___ DATA TO PROCESS ___

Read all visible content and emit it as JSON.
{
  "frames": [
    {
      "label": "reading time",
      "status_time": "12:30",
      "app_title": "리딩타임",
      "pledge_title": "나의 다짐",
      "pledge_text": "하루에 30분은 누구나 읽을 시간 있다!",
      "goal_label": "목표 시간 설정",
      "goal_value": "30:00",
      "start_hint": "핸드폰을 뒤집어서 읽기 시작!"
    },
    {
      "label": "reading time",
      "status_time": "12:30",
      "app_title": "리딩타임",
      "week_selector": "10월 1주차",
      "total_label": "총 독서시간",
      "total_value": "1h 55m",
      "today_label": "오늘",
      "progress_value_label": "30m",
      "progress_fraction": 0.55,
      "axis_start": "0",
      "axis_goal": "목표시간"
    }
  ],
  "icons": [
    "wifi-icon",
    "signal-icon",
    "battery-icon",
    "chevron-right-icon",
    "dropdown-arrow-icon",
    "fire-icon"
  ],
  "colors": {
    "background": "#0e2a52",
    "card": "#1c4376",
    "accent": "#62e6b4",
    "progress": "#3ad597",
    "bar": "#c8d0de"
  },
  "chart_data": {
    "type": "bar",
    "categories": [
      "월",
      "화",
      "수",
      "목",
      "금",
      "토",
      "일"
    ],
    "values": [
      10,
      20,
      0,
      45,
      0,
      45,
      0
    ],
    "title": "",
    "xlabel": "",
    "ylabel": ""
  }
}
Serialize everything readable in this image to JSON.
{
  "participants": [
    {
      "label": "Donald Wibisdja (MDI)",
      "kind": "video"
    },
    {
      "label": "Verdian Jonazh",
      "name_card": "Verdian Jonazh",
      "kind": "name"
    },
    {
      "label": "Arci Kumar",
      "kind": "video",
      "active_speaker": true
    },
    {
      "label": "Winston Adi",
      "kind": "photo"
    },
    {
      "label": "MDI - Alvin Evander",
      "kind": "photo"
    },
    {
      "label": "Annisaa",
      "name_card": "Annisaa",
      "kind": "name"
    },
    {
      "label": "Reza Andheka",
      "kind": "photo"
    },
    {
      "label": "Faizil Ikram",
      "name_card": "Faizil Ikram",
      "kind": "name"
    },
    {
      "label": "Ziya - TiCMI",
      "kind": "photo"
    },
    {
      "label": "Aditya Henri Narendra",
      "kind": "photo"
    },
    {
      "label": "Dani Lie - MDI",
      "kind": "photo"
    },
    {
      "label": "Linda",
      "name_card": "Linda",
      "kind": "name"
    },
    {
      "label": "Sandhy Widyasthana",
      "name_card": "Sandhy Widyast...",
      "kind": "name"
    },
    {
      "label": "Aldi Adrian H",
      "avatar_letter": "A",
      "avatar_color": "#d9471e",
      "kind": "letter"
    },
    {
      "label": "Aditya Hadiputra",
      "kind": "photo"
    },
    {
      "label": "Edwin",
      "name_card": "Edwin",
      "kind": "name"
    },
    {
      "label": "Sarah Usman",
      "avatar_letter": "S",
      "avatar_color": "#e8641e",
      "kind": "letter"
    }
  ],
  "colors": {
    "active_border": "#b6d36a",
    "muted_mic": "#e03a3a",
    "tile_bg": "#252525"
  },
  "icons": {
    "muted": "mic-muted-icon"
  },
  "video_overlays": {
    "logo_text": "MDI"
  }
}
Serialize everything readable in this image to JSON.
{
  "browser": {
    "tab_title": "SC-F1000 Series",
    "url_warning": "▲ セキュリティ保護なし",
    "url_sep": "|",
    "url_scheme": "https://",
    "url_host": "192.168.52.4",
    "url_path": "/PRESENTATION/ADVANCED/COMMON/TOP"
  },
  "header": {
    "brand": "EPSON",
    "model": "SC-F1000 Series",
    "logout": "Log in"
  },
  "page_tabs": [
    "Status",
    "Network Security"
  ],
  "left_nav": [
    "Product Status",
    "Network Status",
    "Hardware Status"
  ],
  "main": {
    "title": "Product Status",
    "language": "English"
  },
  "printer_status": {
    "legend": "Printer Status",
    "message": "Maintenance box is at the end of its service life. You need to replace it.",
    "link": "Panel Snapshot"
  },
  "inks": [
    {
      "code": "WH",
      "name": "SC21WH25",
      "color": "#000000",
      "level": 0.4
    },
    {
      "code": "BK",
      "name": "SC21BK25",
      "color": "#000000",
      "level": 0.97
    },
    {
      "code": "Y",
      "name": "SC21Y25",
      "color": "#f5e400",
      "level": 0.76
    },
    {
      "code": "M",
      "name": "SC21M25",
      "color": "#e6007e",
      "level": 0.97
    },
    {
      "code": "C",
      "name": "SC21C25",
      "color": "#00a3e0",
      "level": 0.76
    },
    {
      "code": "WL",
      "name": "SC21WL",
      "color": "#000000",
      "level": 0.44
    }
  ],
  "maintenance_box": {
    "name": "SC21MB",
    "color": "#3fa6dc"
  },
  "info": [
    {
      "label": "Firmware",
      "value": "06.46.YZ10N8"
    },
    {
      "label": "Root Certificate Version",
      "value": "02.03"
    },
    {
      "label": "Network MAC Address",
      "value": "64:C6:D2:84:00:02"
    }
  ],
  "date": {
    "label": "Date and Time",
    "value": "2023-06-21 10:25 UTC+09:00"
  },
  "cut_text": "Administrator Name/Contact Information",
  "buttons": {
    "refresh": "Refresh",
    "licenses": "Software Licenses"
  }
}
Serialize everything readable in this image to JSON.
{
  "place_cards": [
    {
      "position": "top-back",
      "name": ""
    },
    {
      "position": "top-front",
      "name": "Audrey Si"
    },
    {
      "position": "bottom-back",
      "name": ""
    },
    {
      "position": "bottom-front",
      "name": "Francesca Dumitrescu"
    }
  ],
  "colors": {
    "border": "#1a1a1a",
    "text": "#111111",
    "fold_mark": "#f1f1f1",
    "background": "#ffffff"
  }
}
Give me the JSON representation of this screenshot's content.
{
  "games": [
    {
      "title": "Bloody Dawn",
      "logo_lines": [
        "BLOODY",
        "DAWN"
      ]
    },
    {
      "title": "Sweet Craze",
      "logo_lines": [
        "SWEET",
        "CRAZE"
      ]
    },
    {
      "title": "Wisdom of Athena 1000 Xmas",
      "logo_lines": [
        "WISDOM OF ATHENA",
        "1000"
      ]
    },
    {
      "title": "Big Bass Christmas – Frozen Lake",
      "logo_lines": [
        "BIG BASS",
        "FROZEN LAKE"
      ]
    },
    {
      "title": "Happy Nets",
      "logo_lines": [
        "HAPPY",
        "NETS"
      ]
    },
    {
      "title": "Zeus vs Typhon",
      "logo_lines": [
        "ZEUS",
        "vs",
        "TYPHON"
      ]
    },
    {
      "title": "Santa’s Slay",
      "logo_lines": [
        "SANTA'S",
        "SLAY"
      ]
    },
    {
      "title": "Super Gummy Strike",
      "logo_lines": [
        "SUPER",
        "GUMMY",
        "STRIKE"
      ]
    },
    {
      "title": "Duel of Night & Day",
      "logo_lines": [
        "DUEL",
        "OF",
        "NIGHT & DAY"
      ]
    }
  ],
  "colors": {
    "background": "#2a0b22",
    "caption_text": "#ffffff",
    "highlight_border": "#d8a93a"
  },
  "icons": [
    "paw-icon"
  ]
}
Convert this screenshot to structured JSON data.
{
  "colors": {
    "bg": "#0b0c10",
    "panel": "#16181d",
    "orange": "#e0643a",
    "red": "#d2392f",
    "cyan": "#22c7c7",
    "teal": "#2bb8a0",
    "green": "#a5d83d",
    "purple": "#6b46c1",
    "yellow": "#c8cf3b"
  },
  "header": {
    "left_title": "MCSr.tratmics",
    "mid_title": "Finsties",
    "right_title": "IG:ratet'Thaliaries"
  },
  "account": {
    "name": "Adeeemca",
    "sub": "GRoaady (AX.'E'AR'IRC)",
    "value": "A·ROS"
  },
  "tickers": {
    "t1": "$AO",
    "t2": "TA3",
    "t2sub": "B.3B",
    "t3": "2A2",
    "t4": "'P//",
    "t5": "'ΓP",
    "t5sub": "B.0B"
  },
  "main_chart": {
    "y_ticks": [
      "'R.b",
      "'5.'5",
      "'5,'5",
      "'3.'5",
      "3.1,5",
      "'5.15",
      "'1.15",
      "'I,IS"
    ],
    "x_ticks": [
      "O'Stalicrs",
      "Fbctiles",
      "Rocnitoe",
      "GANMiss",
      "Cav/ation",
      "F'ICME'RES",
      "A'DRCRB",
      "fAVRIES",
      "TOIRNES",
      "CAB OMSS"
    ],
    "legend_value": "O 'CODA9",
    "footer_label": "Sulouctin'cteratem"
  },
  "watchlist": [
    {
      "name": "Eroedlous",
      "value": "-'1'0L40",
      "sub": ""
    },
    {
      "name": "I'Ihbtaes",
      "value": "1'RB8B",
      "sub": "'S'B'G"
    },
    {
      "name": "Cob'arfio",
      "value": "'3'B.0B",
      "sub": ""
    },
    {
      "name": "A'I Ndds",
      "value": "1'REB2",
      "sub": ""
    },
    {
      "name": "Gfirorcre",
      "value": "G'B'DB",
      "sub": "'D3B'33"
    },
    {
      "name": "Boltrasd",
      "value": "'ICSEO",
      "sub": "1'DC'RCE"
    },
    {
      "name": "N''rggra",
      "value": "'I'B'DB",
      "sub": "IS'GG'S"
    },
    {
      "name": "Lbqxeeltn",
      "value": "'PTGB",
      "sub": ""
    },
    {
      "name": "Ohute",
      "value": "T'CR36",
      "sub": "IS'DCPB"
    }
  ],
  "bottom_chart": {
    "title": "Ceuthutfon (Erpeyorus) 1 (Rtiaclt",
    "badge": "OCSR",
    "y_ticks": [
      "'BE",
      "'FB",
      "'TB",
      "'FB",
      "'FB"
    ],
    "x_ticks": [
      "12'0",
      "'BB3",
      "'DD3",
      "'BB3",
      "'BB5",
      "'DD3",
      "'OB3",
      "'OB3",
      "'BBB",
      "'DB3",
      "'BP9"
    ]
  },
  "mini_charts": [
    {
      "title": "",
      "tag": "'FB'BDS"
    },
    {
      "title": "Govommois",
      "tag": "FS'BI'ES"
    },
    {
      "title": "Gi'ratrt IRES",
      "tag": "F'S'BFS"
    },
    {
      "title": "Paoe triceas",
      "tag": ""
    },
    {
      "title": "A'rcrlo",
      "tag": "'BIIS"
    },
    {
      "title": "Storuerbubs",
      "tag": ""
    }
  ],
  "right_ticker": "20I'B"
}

___

Pick out and copy the lines of the material that include the word "ffffff".

    "background": "#ffffff"
    "caption_text": "#ffffff",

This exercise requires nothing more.